_GIVEN EXERCISE 1_
Quote the part of the notebook excerpt that opens with the words containing "All model checkpoint" and closes with "checkpoint at drive/MyDrive/data/roberta_model.".

_PASSAGE PROVIDED_
* Start *
All model checkpoint layers were used when initializing TFRobertaForSequenceClassification.

All the layers of TFRobertaForSequenceClassification were initialized from the model checkpoint at drive/MyDrive/data/roberta_model.
If your task is similar to the task the model of the checkpoint was trained on, you can already use TFRobertaForSequenceClassification for predictions without further training.


In [12]:
#prepare test input
test["input"] = test["response"].apply(lambda x: " # RESPONSE # "+x) + test["context"].apply(prepare_context)
test["input"] = " ** TWEET ** " + test["input"]
test_texts = list(test["input"].values)
* End *
_RECORDS TO USE_
* Start *
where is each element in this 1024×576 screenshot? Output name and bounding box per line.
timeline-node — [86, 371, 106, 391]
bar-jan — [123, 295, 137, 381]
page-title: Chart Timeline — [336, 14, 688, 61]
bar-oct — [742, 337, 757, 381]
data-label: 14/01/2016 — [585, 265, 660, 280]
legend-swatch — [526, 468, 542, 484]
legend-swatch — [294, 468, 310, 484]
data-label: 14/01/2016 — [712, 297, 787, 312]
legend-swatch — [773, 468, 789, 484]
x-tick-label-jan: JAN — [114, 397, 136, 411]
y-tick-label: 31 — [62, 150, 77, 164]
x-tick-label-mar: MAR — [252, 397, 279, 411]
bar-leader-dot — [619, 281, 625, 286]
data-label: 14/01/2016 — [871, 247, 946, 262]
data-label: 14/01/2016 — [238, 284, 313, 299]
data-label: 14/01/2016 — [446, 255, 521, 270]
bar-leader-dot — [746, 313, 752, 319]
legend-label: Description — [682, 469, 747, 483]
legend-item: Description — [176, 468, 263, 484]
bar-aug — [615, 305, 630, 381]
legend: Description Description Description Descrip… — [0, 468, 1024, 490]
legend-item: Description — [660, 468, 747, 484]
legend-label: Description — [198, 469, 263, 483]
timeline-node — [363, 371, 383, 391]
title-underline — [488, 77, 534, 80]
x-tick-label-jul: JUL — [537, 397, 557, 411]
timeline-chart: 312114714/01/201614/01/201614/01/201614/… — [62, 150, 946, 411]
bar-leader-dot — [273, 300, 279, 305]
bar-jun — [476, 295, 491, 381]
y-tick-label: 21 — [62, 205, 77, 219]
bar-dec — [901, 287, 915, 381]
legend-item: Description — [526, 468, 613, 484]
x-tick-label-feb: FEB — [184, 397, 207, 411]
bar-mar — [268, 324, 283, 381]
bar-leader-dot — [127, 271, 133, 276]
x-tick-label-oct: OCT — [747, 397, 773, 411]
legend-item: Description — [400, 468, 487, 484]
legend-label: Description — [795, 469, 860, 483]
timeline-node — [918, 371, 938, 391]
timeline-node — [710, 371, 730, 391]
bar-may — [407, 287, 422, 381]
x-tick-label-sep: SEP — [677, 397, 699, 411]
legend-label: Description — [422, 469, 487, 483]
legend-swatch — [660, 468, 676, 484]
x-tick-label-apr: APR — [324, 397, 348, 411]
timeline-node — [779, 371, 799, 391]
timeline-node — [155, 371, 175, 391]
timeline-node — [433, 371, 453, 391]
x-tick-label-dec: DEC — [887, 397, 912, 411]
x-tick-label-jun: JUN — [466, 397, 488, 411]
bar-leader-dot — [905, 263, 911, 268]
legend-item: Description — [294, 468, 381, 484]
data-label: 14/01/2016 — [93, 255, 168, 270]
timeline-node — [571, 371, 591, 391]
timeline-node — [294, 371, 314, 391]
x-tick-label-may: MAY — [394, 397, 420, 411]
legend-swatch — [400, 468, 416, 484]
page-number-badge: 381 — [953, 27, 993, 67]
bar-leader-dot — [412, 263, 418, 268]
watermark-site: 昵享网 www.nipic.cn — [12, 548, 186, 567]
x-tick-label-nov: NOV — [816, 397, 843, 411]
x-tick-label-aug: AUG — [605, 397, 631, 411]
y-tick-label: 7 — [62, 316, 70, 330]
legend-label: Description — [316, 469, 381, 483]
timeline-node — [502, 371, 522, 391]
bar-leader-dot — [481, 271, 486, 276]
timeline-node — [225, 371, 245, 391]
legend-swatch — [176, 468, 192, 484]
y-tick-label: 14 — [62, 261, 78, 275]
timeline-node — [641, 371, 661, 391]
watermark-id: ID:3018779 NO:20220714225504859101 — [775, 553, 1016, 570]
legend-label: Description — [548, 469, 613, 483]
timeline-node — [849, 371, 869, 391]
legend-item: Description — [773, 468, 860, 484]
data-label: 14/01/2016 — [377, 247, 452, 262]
* End *
_GIVEN EXERCISE 2_
Change every "legend-swatch" to "legend-key" in the records, from their first line through the line containing "legend-swatch — [773, 468, 789, 484]", with nothing else altered. Return only those lines.

_EXPECTED OUTPUT 1_
All model checkpoint layers were used when initializing TFRobertaForSequenceClassification.

All the layers of TFRobertaForSequenceClassification were initialized from the model checkpoint at drive/MyDrive/data/roberta_model.

_EXPECTED OUTPUT 2_
where is each element in this 1024×576 screenshot? Output name and bounding box per line.
timeline-node — [86, 371, 106, 391]
bar-jan — [123, 295, 137, 381]
page-title: Chart Timeline — [336, 14, 688, 61]
bar-oct — [742, 337, 757, 381]
data-label: 14/01/2016 — [585, 265, 660, 280]
legend-key — [526, 468, 542, 484]
legend-key — [294, 468, 310, 484]
data-label: 14/01/2016 — [712, 297, 787, 312]
legend-key — [773, 468, 789, 484]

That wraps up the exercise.